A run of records
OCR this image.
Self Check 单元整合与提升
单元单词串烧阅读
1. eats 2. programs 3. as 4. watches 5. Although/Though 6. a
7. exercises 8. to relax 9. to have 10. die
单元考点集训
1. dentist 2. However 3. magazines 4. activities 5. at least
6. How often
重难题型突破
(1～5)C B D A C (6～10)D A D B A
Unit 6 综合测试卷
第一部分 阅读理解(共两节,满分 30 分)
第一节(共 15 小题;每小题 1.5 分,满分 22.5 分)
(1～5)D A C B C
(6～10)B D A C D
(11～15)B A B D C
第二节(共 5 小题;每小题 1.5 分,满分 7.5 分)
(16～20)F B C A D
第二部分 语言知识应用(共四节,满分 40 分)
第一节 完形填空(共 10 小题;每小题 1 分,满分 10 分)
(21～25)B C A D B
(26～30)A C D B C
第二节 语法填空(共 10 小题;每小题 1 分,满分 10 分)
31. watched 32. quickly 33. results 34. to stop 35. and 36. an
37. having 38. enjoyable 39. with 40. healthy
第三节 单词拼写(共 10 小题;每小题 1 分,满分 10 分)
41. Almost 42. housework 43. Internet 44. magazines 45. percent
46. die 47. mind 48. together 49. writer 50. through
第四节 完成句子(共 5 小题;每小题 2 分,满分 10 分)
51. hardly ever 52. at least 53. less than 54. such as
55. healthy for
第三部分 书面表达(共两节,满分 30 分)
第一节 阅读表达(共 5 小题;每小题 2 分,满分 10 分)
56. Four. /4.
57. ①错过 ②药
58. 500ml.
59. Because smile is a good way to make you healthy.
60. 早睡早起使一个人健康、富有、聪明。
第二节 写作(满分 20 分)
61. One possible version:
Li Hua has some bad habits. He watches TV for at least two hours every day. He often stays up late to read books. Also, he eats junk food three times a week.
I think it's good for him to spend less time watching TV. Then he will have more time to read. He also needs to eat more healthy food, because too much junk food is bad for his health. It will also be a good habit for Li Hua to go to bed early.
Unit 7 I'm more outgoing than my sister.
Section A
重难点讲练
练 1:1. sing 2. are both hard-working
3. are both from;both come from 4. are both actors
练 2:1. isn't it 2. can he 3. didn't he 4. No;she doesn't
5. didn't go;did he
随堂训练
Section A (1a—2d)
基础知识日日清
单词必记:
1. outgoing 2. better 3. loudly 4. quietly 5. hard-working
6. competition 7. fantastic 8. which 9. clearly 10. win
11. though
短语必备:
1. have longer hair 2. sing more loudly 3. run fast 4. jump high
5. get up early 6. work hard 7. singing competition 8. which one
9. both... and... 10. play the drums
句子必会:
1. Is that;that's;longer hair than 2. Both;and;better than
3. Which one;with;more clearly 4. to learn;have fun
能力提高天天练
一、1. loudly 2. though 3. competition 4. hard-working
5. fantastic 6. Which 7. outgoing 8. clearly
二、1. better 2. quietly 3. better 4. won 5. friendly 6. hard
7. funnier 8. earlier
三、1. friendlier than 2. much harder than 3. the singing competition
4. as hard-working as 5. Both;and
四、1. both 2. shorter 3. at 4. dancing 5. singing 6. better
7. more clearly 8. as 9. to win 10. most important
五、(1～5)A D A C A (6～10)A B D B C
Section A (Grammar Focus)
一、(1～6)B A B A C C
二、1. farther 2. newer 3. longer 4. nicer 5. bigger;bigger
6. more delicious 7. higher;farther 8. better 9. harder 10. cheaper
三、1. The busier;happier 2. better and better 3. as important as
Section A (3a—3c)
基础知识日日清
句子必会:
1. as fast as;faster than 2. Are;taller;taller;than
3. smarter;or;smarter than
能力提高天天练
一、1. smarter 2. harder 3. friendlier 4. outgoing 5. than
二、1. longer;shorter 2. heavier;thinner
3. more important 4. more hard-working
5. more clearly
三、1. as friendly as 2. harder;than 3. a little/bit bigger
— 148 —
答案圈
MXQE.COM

--

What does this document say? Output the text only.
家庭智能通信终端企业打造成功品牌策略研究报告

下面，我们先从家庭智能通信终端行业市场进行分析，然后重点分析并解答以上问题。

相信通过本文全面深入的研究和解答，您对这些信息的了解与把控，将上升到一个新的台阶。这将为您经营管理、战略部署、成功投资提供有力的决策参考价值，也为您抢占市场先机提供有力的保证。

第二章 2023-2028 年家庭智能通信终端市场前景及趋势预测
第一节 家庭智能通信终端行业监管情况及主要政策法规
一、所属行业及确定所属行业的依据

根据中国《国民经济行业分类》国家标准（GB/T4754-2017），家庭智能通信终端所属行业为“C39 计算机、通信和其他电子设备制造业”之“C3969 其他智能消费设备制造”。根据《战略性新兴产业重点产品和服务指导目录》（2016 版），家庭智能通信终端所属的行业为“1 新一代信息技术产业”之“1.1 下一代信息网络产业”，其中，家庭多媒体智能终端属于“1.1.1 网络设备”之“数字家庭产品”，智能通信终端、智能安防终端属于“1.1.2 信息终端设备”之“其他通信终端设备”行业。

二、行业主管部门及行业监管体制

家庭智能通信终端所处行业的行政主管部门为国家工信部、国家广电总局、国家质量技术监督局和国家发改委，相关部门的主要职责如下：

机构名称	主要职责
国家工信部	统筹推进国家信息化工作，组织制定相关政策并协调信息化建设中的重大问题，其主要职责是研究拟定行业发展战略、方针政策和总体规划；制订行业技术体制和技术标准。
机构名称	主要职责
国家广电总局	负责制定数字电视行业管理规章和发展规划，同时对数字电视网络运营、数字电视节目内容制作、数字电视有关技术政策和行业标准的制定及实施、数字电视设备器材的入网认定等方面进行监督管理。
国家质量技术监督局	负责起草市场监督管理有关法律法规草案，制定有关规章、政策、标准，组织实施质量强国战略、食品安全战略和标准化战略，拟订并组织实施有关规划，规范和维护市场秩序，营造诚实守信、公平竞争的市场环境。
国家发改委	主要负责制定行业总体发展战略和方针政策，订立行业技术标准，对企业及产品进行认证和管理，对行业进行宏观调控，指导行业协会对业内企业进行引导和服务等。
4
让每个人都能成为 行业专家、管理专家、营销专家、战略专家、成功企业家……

Stated problem: Gather up the lines that contain the word "good".

Solved exercise:
59. Because smile is a good way to make you healthy.
I think it's good for him to spend less time watching TV. Then he will have more time to read. He also needs to eat more healthy food, because too much junk food is bad for his health. It will also be a good habit for Li Hua to go to bed early.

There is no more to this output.